**Your objective**
What follows is a set of records; repeat all of them exactly.

**Data for the task**
- - -
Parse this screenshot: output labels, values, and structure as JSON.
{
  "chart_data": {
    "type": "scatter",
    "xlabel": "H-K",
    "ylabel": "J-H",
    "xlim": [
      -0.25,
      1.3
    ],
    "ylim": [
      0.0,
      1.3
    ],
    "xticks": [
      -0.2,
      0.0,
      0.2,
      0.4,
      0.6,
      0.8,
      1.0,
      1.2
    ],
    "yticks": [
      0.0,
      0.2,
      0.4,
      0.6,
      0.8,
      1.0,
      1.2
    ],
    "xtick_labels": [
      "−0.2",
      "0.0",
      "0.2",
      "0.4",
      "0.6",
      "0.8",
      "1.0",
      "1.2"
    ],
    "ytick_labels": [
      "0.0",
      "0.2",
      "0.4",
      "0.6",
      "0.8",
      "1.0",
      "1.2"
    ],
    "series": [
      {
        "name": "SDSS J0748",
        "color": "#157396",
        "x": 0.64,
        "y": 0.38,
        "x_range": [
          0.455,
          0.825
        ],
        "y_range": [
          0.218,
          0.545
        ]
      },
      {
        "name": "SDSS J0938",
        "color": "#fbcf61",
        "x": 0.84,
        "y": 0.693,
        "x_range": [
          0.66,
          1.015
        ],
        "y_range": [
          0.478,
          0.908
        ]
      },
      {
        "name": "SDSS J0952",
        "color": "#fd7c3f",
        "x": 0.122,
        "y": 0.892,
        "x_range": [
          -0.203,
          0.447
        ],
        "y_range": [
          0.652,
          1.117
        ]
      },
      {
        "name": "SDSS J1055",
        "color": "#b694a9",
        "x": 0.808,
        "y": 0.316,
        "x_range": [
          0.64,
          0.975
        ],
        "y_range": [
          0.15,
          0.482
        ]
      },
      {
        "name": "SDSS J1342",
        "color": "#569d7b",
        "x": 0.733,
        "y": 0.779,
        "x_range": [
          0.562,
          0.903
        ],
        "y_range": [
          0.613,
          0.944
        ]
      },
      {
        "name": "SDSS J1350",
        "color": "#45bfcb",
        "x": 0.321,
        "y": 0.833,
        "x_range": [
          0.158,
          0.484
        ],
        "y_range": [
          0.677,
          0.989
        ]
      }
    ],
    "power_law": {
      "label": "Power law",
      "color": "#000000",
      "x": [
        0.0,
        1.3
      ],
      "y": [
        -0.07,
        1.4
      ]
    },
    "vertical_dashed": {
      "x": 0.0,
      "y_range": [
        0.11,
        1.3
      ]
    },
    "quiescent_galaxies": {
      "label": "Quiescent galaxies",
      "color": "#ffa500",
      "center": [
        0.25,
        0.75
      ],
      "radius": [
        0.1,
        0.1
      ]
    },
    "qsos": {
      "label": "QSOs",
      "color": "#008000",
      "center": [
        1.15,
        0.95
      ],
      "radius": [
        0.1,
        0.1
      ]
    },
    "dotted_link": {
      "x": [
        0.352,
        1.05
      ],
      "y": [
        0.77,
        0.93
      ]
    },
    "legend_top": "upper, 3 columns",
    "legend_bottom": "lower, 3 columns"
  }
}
- - -
**Expected answer**
Parse this screenshot: output labels, values, and structure as JSON.
{
  "chart_data": {
    "type": "scatter",
    "xlabel": "H-K",
    "ylabel": "J-H",
    "xlim": [
      -0.25,
      1.3
    ],
    "ylim": [
      0.0,
      1.3
    ],
    "xticks": [
      -0.2,
      0.0,
      0.2,
      0.4,
      0.6,
      0.8,
      1.0,
      1.2
    ],
    "yticks": [
      0.0,
      0.2,
      0.4,
      0.6,
      0.8,
      1.0,
      1.2
    ],
    "xtick_labels": [
      "−0.2",
      "0.0",
      "0.2",
      "0.4",
      "0.6",
      "0.8",
      "1.0",
      "1.2"
    ],
    "ytick_labels": [
      "0.0",
      "0.2",
      "0.4",
      "0.6",
      "0.8",
      "1.0",
      "1.2"
    ],
    "series": [
      {
        "name": "SDSS J0748",
        "color": "#157396",
        "x": 0.64,
        "y": 0.38,
        "x_range": [
          0.455,
          0.825
        ],
        "y_range": [
          0.218,
          0.545
        ]
      },
      {
        "name": "SDSS J0938",
        "color": "#fbcf61",
        "x": 0.84,
        "y": 0.693,
        "x_range": [
          0.66,
          1.015
        ],
        "y_range": [
          0.478,
          0.908
        ]
      },
      {
        "name": "SDSS J0952",
        "color": "#fd7c3f",
        "x": 0.122,
        "y": 0.892,
        "x_range": [
          -0.203,
          0.447
        ],
        "y_range": [
          0.652,
          1.117
        ]
      },
      {
        "name": "SDSS J1055",
        "color": "#b694a9",
        "x": 0.808,
        "y": 0.316,
        "x_range": [
          0.64,
          0.975
        ],
        "y_range": [
          0.15,
          0.482
        ]
      },
      {
        "name": "SDSS J1342",
        "color": "#569d7b",
        "x": 0.733,
        "y": 0.779,
        "x_range": [
          0.562,
          0.903
        ],
        "y_range": [
          0.613,
          0.944
        ]
      },
      {
        "name": "SDSS J1350",
        "color": "#45bfcb",
        "x": 0.321,
        "y": 0.833,
        "x_range": [
          0.158,
          0.484
        ],
        "y_range": [
          0.677,
          0.989
        ]
      }
    ],
    "power_law": {
      "label": "Power law",
      "color": "#000000",
      "x": [
        0.0,
        1.3
      ],
      "y": [
        -0.07,
        1.4
      ]
    },
    "vertical_dashed": {
      "x": 0.0,
      "y_range": [
        0.11,
        1.3
      ]
    },
    "quiescent_galaxies": {
      "label": "Quiescent galaxies",
      "color": "#ffa500",
      "center": [
        0.25,
        0.75
      ],
      "radius": [
        0.1,
        0.1
      ]
    },
    "qsos": {
      "label": "QSOs",
      "color": "#008000",
      "center": [
        1.15,
        0.95
      ],
      "radius": [
        0.1,
        0.1
      ]
    },
    "dotted_link": {
      "x": [
        0.352,
        1.05
      ],
      "y": [
        0.77,
        0.93
      ]
    },
    "legend_top": "upper, 3 columns",
    "legend_bottom": "lower, 3 columns"
  }
}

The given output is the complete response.